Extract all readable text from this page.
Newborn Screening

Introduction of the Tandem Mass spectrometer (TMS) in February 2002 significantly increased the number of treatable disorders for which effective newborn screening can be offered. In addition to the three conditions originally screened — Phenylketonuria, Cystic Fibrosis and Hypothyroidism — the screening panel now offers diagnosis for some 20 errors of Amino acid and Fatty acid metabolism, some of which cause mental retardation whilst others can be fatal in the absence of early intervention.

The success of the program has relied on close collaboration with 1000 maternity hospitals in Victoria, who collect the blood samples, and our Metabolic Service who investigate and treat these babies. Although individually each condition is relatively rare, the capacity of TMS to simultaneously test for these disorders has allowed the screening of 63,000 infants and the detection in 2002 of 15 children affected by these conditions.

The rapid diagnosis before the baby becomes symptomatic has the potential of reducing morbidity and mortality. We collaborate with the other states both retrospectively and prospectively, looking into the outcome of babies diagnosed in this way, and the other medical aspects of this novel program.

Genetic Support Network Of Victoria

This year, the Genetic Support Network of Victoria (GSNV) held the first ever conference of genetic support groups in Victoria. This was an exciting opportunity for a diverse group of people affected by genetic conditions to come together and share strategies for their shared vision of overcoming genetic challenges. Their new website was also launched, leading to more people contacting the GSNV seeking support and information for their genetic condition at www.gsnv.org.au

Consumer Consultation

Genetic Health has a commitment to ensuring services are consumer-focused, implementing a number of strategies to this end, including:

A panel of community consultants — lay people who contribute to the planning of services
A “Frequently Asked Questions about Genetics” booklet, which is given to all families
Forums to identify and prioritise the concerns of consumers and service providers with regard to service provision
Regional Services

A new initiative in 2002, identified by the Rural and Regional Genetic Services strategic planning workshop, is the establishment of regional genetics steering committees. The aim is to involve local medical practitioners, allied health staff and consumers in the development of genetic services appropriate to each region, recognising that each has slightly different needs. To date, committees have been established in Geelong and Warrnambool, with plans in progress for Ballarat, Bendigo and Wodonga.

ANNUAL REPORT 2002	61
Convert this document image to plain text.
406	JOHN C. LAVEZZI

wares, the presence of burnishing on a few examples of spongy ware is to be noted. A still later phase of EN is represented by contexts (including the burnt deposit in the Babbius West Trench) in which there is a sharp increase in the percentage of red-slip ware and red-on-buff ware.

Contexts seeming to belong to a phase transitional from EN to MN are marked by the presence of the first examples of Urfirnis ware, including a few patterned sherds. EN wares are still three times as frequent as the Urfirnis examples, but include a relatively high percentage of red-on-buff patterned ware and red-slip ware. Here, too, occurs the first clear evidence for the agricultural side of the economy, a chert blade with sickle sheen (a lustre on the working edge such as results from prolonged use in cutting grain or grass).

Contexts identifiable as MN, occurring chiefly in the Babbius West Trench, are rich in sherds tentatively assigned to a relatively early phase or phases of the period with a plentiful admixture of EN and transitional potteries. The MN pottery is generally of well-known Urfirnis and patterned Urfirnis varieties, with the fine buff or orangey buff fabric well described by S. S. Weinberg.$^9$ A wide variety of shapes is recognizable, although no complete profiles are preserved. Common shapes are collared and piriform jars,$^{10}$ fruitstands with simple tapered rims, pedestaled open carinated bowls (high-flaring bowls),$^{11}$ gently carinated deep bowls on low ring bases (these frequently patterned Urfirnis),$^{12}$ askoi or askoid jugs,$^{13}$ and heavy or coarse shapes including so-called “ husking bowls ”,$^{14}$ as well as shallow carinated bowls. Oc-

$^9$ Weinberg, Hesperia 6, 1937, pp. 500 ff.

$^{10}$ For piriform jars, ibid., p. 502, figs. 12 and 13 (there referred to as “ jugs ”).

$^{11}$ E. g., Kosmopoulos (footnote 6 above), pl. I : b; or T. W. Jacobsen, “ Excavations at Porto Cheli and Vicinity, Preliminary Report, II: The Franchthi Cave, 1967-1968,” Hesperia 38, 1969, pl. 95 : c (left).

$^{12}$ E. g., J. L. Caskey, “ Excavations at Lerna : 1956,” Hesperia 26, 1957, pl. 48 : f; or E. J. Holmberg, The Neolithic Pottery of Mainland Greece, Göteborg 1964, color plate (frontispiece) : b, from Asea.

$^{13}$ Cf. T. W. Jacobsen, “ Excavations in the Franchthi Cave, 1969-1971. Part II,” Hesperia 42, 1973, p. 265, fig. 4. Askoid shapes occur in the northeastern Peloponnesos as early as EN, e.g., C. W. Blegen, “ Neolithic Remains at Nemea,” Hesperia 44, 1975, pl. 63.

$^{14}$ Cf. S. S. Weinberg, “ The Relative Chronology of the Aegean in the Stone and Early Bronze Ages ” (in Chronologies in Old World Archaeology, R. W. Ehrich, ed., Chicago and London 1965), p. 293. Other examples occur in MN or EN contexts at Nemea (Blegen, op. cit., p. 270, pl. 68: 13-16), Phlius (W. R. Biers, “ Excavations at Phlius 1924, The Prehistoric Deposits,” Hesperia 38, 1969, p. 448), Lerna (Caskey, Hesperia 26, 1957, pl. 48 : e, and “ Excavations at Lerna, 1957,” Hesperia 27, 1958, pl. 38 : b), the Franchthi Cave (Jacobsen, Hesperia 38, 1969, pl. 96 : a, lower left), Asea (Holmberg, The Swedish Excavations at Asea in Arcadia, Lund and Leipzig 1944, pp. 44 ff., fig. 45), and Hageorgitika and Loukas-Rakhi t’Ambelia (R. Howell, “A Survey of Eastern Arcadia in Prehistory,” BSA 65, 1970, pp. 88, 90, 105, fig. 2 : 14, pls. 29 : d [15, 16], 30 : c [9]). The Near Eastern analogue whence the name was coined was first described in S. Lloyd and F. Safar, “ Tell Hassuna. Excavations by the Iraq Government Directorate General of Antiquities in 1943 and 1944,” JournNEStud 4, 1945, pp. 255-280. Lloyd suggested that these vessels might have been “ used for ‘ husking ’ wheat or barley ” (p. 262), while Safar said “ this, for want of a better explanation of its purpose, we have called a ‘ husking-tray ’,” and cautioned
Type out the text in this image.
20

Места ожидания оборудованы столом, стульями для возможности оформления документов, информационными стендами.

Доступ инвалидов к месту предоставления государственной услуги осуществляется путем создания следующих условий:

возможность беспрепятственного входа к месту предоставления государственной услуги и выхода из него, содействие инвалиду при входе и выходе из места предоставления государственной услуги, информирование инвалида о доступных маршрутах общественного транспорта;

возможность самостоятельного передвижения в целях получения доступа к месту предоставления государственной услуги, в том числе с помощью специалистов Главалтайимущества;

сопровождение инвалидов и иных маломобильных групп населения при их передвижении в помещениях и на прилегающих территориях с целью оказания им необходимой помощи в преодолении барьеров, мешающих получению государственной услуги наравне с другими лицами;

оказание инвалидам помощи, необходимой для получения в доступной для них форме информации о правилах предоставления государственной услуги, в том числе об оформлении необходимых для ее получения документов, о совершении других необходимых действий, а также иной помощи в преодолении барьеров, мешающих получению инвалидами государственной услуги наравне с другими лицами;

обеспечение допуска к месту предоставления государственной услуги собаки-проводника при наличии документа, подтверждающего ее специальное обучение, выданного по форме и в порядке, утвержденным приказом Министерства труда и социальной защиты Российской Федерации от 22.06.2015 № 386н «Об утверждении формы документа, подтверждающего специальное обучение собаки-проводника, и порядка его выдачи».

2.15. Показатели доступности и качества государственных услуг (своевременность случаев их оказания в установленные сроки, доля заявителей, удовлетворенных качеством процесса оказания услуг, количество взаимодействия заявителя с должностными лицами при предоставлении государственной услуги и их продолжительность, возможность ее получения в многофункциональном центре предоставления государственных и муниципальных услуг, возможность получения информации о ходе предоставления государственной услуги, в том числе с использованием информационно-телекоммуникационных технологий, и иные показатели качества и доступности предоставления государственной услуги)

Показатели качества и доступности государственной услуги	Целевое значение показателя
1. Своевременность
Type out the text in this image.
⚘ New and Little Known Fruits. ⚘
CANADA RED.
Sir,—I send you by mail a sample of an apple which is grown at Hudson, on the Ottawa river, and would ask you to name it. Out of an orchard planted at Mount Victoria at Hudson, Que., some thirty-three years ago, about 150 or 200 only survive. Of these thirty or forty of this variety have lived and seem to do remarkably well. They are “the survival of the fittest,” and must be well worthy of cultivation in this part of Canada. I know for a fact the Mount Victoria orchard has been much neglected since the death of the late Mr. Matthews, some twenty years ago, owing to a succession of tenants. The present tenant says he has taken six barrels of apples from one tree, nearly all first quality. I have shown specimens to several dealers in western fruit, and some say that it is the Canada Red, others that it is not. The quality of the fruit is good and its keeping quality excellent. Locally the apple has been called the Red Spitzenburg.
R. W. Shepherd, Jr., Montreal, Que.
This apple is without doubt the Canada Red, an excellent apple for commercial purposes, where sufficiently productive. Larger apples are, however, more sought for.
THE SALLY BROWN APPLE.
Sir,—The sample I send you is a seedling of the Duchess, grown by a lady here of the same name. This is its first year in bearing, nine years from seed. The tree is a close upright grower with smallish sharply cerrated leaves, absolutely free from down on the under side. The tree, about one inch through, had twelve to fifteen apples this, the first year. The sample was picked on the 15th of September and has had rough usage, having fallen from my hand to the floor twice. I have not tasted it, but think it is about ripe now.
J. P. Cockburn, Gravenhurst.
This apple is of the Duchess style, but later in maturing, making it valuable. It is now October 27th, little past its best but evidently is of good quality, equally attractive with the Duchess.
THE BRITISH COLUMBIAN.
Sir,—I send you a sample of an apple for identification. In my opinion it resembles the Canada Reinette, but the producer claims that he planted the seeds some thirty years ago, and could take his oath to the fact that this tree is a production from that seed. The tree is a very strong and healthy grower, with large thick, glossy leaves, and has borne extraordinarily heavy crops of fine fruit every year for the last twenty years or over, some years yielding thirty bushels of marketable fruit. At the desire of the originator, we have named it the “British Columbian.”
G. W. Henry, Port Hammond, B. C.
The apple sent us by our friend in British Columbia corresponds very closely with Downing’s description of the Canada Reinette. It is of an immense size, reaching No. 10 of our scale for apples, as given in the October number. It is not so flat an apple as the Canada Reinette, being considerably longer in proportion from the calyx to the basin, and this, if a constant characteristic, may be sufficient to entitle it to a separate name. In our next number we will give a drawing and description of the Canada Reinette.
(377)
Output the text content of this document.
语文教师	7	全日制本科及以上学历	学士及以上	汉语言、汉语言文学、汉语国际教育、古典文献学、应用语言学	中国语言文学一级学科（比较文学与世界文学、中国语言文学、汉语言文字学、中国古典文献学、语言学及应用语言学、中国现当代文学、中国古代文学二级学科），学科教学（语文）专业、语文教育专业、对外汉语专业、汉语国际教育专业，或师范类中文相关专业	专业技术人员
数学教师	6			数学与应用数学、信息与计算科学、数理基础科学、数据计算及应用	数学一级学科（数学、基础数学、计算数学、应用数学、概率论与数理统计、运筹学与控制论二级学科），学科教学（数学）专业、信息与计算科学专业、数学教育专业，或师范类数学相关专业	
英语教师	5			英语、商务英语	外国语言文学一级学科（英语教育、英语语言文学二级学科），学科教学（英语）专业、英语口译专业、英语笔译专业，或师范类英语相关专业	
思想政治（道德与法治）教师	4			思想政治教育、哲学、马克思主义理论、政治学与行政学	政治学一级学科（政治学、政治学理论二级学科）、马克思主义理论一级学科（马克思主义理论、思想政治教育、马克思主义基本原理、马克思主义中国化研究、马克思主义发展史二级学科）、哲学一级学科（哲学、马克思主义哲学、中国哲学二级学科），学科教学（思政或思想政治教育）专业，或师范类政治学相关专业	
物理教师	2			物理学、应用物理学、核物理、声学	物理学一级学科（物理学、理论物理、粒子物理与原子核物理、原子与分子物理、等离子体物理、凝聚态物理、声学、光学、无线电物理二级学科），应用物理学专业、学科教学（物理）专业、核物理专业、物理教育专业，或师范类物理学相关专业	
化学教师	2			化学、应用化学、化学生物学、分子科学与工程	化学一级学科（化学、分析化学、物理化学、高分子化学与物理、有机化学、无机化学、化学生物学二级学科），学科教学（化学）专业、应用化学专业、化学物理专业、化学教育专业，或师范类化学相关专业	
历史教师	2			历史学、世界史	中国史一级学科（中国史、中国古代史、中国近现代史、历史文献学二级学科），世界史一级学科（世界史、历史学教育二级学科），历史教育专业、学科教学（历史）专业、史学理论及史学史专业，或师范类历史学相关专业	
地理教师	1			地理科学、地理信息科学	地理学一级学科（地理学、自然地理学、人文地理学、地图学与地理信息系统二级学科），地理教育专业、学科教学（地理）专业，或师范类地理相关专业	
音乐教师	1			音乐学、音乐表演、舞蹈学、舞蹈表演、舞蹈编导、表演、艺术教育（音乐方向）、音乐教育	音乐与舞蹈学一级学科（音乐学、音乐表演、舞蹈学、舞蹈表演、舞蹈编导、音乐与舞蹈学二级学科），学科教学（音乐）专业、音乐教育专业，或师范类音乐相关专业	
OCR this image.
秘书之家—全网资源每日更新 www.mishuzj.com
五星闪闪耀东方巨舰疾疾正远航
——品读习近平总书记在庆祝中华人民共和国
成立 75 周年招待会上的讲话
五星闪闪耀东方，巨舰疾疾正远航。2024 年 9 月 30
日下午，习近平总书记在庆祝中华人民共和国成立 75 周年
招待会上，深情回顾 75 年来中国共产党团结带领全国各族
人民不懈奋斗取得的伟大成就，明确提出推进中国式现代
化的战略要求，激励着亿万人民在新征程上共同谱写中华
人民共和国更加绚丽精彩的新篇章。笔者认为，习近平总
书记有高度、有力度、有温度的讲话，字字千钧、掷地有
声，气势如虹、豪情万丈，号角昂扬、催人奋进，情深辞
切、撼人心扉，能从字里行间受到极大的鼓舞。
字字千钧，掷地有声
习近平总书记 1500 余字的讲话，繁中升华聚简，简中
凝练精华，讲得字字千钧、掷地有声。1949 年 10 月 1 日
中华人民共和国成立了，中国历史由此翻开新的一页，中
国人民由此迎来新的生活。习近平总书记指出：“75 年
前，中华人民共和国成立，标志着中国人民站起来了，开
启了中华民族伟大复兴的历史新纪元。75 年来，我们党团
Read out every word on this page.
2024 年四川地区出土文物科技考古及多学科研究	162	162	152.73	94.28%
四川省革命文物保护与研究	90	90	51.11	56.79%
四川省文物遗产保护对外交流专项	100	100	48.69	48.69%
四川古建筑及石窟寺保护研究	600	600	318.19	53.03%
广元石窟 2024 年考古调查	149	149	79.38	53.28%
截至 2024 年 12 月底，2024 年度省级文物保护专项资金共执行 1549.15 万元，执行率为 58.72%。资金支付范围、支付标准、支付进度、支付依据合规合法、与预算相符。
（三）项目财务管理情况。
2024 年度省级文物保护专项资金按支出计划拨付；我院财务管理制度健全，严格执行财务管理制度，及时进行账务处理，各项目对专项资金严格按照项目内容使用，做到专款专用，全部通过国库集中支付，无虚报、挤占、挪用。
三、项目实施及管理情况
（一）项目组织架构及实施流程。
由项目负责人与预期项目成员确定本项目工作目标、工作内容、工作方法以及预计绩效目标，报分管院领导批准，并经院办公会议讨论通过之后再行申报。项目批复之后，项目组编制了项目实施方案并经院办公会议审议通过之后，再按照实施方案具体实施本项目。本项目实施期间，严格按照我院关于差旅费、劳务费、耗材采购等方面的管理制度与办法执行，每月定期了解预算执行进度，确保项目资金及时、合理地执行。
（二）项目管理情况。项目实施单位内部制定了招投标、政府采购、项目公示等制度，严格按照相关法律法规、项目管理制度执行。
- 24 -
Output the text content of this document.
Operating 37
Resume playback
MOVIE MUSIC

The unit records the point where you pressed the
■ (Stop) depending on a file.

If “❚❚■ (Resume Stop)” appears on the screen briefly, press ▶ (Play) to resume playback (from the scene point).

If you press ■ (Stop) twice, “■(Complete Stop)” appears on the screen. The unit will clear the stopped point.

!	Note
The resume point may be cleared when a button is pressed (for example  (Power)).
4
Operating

• WRITTEN REQUEST
Show the lines from the data above that contain the string "掷地有声".

• CORRECT RESPONSE
字字千钧，掷地有声
凝练精华，讲得字字千钧、掷地有声。1949 年 10 月 1 日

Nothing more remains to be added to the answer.